◆ Instructions to follow
Set down the listing lines below verbatim, beginning at the line that has "questions-list xyxy=(93,768,424,806)" and stopping after the line that has "name-blank-underline xyxy=(142,96,283,114)".

◆ Stored data
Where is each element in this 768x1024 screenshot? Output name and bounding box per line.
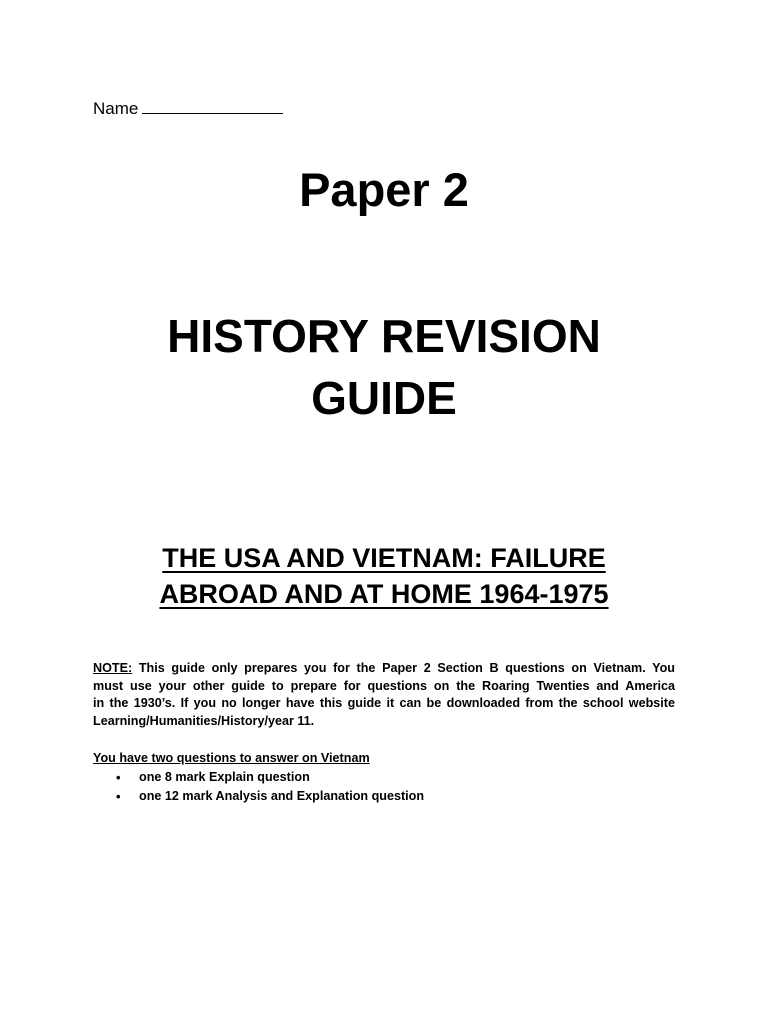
questions-list xyxy=(93,768,424,806)
questions-heading: You have two questions to answer on Vietnam xyxy=(93,751,370,765)
name-label: Name xyxy=(93,99,139,118)
name-blank-underline xyxy=(142,96,283,114)
subtitle-line-1: THE USA AND VIETNAM: FAILURE xyxy=(162,543,606,573)
note-line-1 xyxy=(93,660,675,678)
subtitle-line-2: ABROAD AND AT HOME 1964-1975 xyxy=(159,579,609,609)
note-text-1: This guide only prepares you for the Paper 2 Section B questions on Vietnam. You xyxy=(138,661,675,675)
note-paragraph xyxy=(93,660,675,730)
main-title xyxy=(0,305,768,429)
question-item-text: one 8 mark Explain question xyxy=(139,770,310,784)
name-field-line xyxy=(93,96,283,119)
note-line-3: in the 1930’s. If you no longer have this guide it can be downloaded from the school website xyxy=(93,696,675,710)
note-line-2: must use your other guide to prepare for questions on the Roaring Twenties and America xyxy=(93,678,675,693)
main-title-line-1: HISTORY REVISION xyxy=(167,310,601,362)
note-line-4: Learning/Humanities/History/year 11. xyxy=(93,713,315,728)
list-item xyxy=(93,787,424,806)
question-item-text: one 12 mark Analysis and Explanation question xyxy=(139,789,425,803)
paper-title: Paper 2 xyxy=(299,163,469,216)
note-label: NOTE: xyxy=(93,661,133,675)
subtitle xyxy=(0,540,768,612)
bullet-icon: • xyxy=(116,789,121,804)
bullet-icon: • xyxy=(116,770,121,785)
main-title-line-2: GUIDE xyxy=(311,372,457,424)
list-item xyxy=(93,768,424,787)
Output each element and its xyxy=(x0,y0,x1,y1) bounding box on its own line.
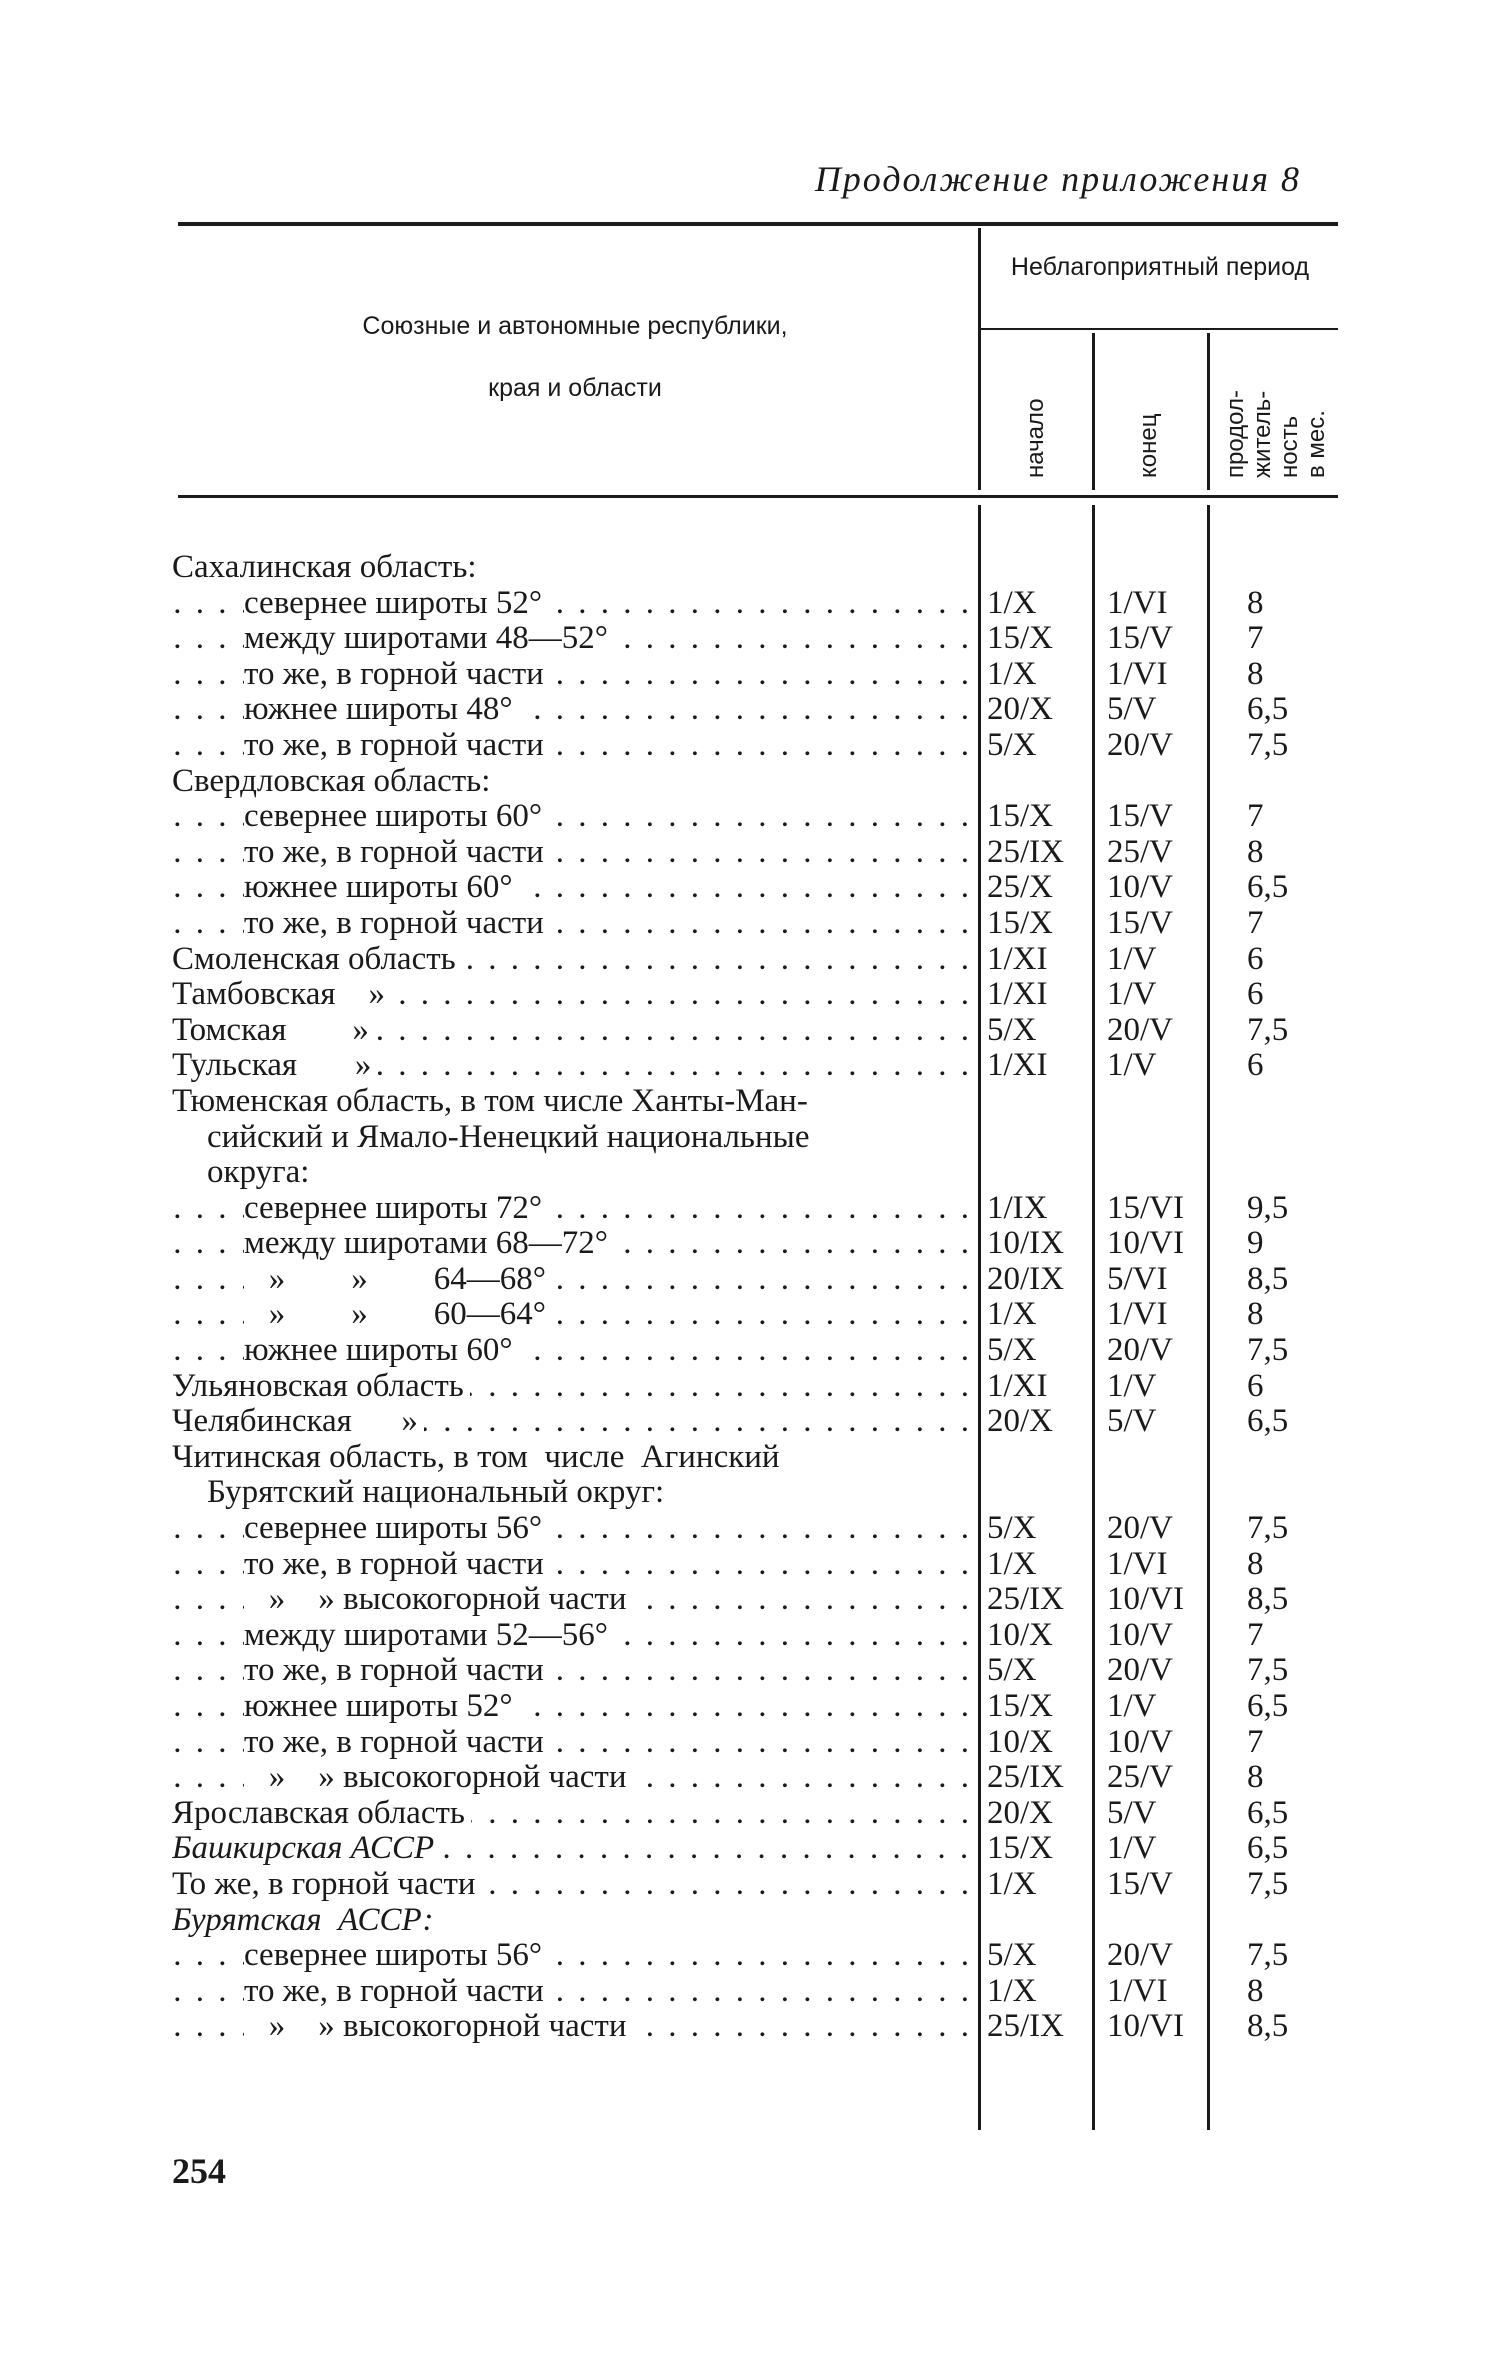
row-duration-months: 6 xyxy=(1247,940,1264,977)
row-period-start: 1/X xyxy=(987,1972,1037,2009)
row-region-name: Тюменская область, в том числе Ханты-Ман- xyxy=(172,1084,972,1120)
row-period-end: 20/V xyxy=(1107,726,1173,763)
row-duration-months: 8,5 xyxy=(1247,1581,1289,1618)
row-region-name: округа: xyxy=(172,1155,972,1191)
row-duration-months: 8,5 xyxy=(1247,2008,1289,2045)
row-region-name: Челябинская » . . . xyxy=(172,1404,972,1440)
table-row xyxy=(172,1903,1352,1939)
row-period-end: 5/VI xyxy=(1107,1260,1168,1297)
table-row xyxy=(172,835,1352,871)
row-duration-months: 7,5 xyxy=(1247,1510,1289,1547)
row-region-name: Башкирская АССР . . . xyxy=(172,1831,972,1867)
row-period-end: 20/V xyxy=(1107,1510,1173,1547)
header-bottom-rule xyxy=(178,495,1338,498)
row-period-end: 1/VI xyxy=(1107,1972,1168,2009)
row-period-end: 25/V xyxy=(1107,1759,1173,1796)
table-row xyxy=(172,728,1352,764)
row-period-start: 20/X xyxy=(987,1794,1053,1831)
row-duration-months: 7 xyxy=(1247,1616,1264,1653)
table-row xyxy=(172,1440,1352,1476)
row-region-name: южнее широты 60° . . . xyxy=(172,870,972,906)
row-region-name: Бурятская АССР: xyxy=(172,1903,972,1939)
row-period-start: 25/IX xyxy=(987,1759,1064,1796)
row-duration-months: 9,5 xyxy=(1247,1189,1289,1226)
row-duration-months: 6,5 xyxy=(1247,1794,1289,1831)
row-period-end: 5/V xyxy=(1107,1794,1157,1831)
row-period-end: 25/V xyxy=(1107,833,1173,870)
row-duration-months: 7,5 xyxy=(1247,726,1289,763)
row-region-name: » » высокогорной части . . . xyxy=(172,1582,972,1618)
row-region-name: » » 60—64° . . . xyxy=(172,1297,972,1333)
row-period-end: 20/V xyxy=(1107,1332,1173,1369)
row-region-name: Тамбовская » . . . xyxy=(172,977,972,1013)
row-duration-months: 8 xyxy=(1247,655,1264,692)
running-head: Продолжение приложения 8 xyxy=(814,159,1301,199)
row-period-start: 10/X xyxy=(987,1723,1053,1760)
row-period-end: 1/V xyxy=(1107,976,1157,1013)
row-period-start: 15/X xyxy=(987,798,1053,835)
row-duration-months: 6,5 xyxy=(1247,869,1289,906)
table-row xyxy=(172,1048,1352,1084)
table-row xyxy=(172,1831,1352,1867)
row-region-name: то же, в горной части . . . xyxy=(172,1974,972,2010)
table-row xyxy=(172,1547,1352,1583)
header-column-region-line1: Союзные и автономные республики, xyxy=(362,312,788,340)
row-period-end: 1/V xyxy=(1107,1688,1157,1724)
table-row xyxy=(172,1689,1352,1725)
row-period-start: 1/XI xyxy=(987,940,1048,977)
row-duration-months: 8,5 xyxy=(1247,1260,1289,1297)
row-period-end: 10/VI xyxy=(1107,1581,1184,1618)
table-row xyxy=(172,1974,1352,2010)
header-vline-2 xyxy=(1092,333,1095,490)
row-duration-months: 6,5 xyxy=(1247,691,1289,728)
table-row xyxy=(172,1297,1352,1333)
table-row xyxy=(172,692,1352,728)
table-row xyxy=(172,1867,1352,1903)
table-row xyxy=(172,1262,1352,1298)
row-period-start: 15/X xyxy=(987,1688,1053,1724)
row-period-start: 10/IX xyxy=(987,1225,1064,1262)
row-period-end: 10/V xyxy=(1107,869,1173,906)
row-period-end: 1/V xyxy=(1107,1367,1157,1404)
row-period-end: 1/V xyxy=(1107,1047,1157,1084)
row-region-name: между широтами 68—72° . . . xyxy=(172,1226,972,1262)
row-duration-months: 7,5 xyxy=(1247,1011,1289,1048)
table-row xyxy=(172,1404,1352,1440)
row-period-end: 1/VI xyxy=(1107,1545,1168,1582)
row-region-name: Тульская » . . . xyxy=(172,1048,972,1084)
row-period-start: 5/X xyxy=(987,1652,1037,1689)
row-region-name: сийский и Ямало-Ненецкий национальные xyxy=(172,1120,972,1156)
row-period-start: 1/XI xyxy=(987,1367,1048,1404)
row-period-start: 1/X xyxy=(987,1296,1037,1333)
table-row xyxy=(172,1226,1352,1262)
row-period-start: 1/IX xyxy=(987,1189,1048,1226)
row-region-name: » » высокогорной части . . . xyxy=(172,1760,972,1796)
table-row xyxy=(172,1653,1352,1689)
row-duration-months: 9 xyxy=(1247,1225,1264,1262)
row-period-start: 1/X xyxy=(987,655,1037,692)
row-period-end: 1/V xyxy=(1107,940,1157,977)
row-duration-months: 8 xyxy=(1247,1972,1264,2009)
row-period-start: 15/X xyxy=(987,620,1053,657)
table-row xyxy=(172,1013,1352,1049)
row-duration-months: 7,5 xyxy=(1247,1332,1289,1369)
row-period-start: 15/X xyxy=(987,1830,1053,1867)
row-duration-months: 8 xyxy=(1247,1759,1264,1796)
row-period-end: 15/VI xyxy=(1107,1189,1184,1226)
page-number: 254 xyxy=(172,2151,226,2191)
table-row xyxy=(172,1191,1352,1227)
group-underline xyxy=(980,328,1338,330)
row-period-end: 15/V xyxy=(1107,1865,1173,1902)
header-group-unfavourable-period: Неблагоприятный период xyxy=(1010,253,1310,281)
table-row xyxy=(172,1369,1352,1405)
row-region-name: между широтами 48—52° . . . xyxy=(172,621,972,657)
row-duration-months: 7,5 xyxy=(1247,1865,1289,1902)
row-region-name: Читинская область, в том числе Агинский xyxy=(172,1440,972,1476)
header-column-region-line2: края и области xyxy=(488,374,662,402)
row-duration-months: 8 xyxy=(1247,1545,1264,1582)
row-duration-months: 8 xyxy=(1247,584,1264,621)
row-duration-months: 6 xyxy=(1247,976,1264,1013)
table-row xyxy=(172,1333,1352,1369)
row-duration-months: 7,5 xyxy=(1247,1652,1289,1689)
row-region-name: севернее широты 56° . . . xyxy=(172,1511,972,1547)
row-duration-months: 7 xyxy=(1247,798,1264,835)
row-period-start: 20/IX xyxy=(987,1260,1064,1297)
table-row xyxy=(172,621,1352,657)
row-period-end: 15/V xyxy=(1107,904,1173,941)
table-row xyxy=(172,1511,1352,1547)
row-region-name: то же, в горной части . . . xyxy=(172,657,972,693)
row-period-end: 20/V xyxy=(1107,1937,1173,1974)
row-period-start: 10/X xyxy=(987,1616,1053,1653)
row-period-start: 20/X xyxy=(987,691,1053,728)
row-period-start: 1/X xyxy=(987,1865,1037,1902)
row-period-start: 5/X xyxy=(987,1011,1037,1048)
header-col-duration-1: продол- xyxy=(1222,390,1249,478)
row-duration-months: 6,5 xyxy=(1247,1403,1289,1440)
row-region-name: то же, в горной части . . . xyxy=(172,1547,972,1583)
row-duration-months: 6,5 xyxy=(1247,1688,1289,1724)
table-row xyxy=(172,586,1352,622)
row-region-name: Бурятский национальный округ: xyxy=(172,1475,972,1511)
header-vline-3 xyxy=(1207,333,1210,490)
table-row xyxy=(172,2009,1352,2045)
row-period-end: 1/VI xyxy=(1107,584,1168,621)
row-region-name: Сахалинская область: xyxy=(172,550,972,586)
row-region-name: южнее широты 60° . . . xyxy=(172,1333,972,1369)
row-period-start: 5/X xyxy=(987,1937,1037,1974)
row-duration-months: 6 xyxy=(1247,1047,1264,1084)
table-row xyxy=(172,1938,1352,1974)
row-duration-months: 6,5 xyxy=(1247,1830,1289,1867)
row-region-name: то же, в горной части . . . xyxy=(172,906,972,942)
row-region-name: севернее широты 60° . . . xyxy=(172,799,972,835)
table-row xyxy=(172,1618,1352,1654)
row-region-name: то же, в горной части . . . xyxy=(172,728,972,764)
row-period-start: 1/X xyxy=(987,584,1037,621)
row-period-start: 25/IX xyxy=(987,2008,1064,2045)
table-row xyxy=(172,942,1352,978)
row-region-name: То же, в горной части . . . xyxy=(172,1867,972,1903)
table-row xyxy=(172,977,1352,1013)
table-row xyxy=(172,1475,1352,1511)
row-duration-months: 7 xyxy=(1247,620,1264,657)
row-region-name: Ярославская область . . . xyxy=(172,1796,972,1832)
row-duration-months: 7 xyxy=(1247,904,1264,941)
table-row xyxy=(172,906,1352,942)
table-row xyxy=(172,764,1352,800)
row-period-start: 1/X xyxy=(987,1545,1037,1582)
row-period-start: 25/IX xyxy=(987,833,1064,870)
row-region-name: севернее широты 72° . . . xyxy=(172,1191,972,1227)
row-duration-months: 8 xyxy=(1247,833,1264,870)
table-row xyxy=(172,1796,1352,1832)
table-body xyxy=(172,550,1352,2045)
row-period-start: 5/X xyxy=(987,726,1037,763)
row-region-name: южнее широты 52° . . . xyxy=(172,1689,972,1725)
header-vline-1 xyxy=(978,228,981,490)
row-region-name: » » 64—68° . . . xyxy=(172,1262,972,1298)
row-period-end: 15/V xyxy=(1107,620,1173,657)
table-row xyxy=(172,1120,1352,1156)
row-region-name: Ульяновская область . . . xyxy=(172,1369,972,1405)
row-period-end: 5/V xyxy=(1107,1403,1157,1440)
row-period-end: 20/V xyxy=(1107,1652,1173,1689)
row-period-end: 15/V xyxy=(1107,798,1173,835)
row-period-end: 1/VI xyxy=(1107,655,1168,692)
table-row xyxy=(172,1155,1352,1191)
row-region-name: между широтами 52—56° . . . xyxy=(172,1618,972,1654)
table-row xyxy=(172,550,1352,586)
row-period-start: 5/X xyxy=(987,1332,1037,1369)
row-region-name: Томская » . . . xyxy=(172,1013,972,1049)
row-period-end: 1/VI xyxy=(1107,1296,1168,1333)
table-row xyxy=(172,1725,1352,1761)
table-row xyxy=(172,799,1352,835)
row-region-name: южнее широты 48° . . . xyxy=(172,692,972,728)
row-period-start: 15/X xyxy=(987,904,1053,941)
row-region-name: Свердловская область: xyxy=(172,764,972,800)
row-period-start: 1/XI xyxy=(987,976,1048,1013)
table-top-rule xyxy=(178,222,1338,226)
row-region-name: то же, в горной части . . . xyxy=(172,835,972,871)
row-period-end: 1/V xyxy=(1107,1830,1157,1867)
row-period-start: 20/X xyxy=(987,1403,1053,1440)
row-region-name: то же, в горной части . . . xyxy=(172,1653,972,1689)
row-period-end: 10/VI xyxy=(1107,1225,1184,1262)
row-duration-months: 6 xyxy=(1247,1367,1264,1404)
table-row xyxy=(172,657,1352,693)
row-period-end: 20/V xyxy=(1107,1011,1173,1048)
table-row xyxy=(172,1760,1352,1796)
row-region-name: севернее широты 56° . . . xyxy=(172,1938,972,1974)
row-period-end: 10/V xyxy=(1107,1616,1173,1653)
row-region-name: Смоленская область . . . xyxy=(172,942,972,978)
row-period-end: 5/V xyxy=(1107,691,1157,728)
table-row xyxy=(172,1084,1352,1120)
row-period-start: 5/X xyxy=(987,1510,1037,1547)
row-period-start: 1/XI xyxy=(987,1047,1048,1084)
row-period-start: 25/IX xyxy=(987,1581,1064,1618)
header-col-start: начало xyxy=(1022,398,1049,478)
row-duration-months: 8 xyxy=(1247,1296,1264,1333)
row-period-end: 10/VI xyxy=(1107,2008,1184,2045)
header-col-duration-2: житель- xyxy=(1249,390,1276,478)
row-region-name: севернее широты 52° . . . xyxy=(172,586,972,622)
header-col-end: конец xyxy=(1135,413,1162,478)
row-duration-months: 7 xyxy=(1247,1723,1264,1760)
row-period-start: 25/X xyxy=(987,869,1053,906)
header-col-duration-3: ность xyxy=(1276,415,1303,478)
row-duration-months: 7,5 xyxy=(1247,1937,1289,1974)
header-col-duration-4: в мес. xyxy=(1303,410,1330,478)
row-region-name: то же, в горной части . . . xyxy=(172,1725,972,1761)
table-row xyxy=(172,1582,1352,1618)
row-region-name: » » высокогорной части . . . xyxy=(172,2009,972,2045)
table-row xyxy=(172,870,1352,906)
row-period-end: 10/V xyxy=(1107,1723,1173,1760)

◆ Task result
questions-list xyxy=(93,768,424,806)
questions-heading: You have two questions to answer on Vietnam xyxy=(93,751,370,765)
name-label: Name xyxy=(93,99,139,118)
name-blank-underline xyxy=(142,96,283,114)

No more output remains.